**Problem to solve**.
Take each line that has the word "石室中学八年级期末" and return it.

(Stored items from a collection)
▬▬▬

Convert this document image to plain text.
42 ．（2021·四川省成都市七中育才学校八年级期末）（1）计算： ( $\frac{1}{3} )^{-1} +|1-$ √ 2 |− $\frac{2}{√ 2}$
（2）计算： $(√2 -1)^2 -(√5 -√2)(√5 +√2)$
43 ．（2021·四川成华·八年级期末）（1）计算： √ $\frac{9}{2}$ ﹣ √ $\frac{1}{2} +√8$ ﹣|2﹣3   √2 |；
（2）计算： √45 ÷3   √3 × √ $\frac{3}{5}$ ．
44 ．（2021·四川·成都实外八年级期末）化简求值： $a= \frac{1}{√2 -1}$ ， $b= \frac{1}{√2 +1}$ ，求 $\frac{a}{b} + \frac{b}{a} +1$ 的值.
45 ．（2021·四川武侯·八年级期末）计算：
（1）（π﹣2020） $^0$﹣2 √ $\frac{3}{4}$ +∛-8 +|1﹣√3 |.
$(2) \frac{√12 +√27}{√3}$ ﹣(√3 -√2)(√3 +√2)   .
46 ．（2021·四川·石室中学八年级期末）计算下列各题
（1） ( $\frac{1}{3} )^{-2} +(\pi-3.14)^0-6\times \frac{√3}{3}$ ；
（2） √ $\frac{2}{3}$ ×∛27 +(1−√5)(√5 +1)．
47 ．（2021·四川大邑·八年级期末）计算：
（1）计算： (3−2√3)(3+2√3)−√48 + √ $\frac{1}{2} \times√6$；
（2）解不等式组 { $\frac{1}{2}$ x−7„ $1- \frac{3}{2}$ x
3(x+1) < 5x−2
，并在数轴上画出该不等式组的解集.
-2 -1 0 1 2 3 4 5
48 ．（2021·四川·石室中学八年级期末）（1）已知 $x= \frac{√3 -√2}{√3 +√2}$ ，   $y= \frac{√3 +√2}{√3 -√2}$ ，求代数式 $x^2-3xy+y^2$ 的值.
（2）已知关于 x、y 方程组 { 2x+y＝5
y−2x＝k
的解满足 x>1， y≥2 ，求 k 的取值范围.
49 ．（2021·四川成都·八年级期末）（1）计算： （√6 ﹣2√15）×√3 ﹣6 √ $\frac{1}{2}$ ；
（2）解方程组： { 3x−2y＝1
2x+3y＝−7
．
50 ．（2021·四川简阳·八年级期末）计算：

▬▬▬

**Result of this exercise**.
46 ．（2021·四川·石室中学八年级期末）计算下列各题
48 ．（2021·四川·石室中学八年级期末）（1）已知 $x= \frac{√3 -√2}{√3 +√2}$ ，   $y= \frac{√3 +√2}{√3 -√2}$ ，求代数式 $x^2-3xy+y^2$ 的值.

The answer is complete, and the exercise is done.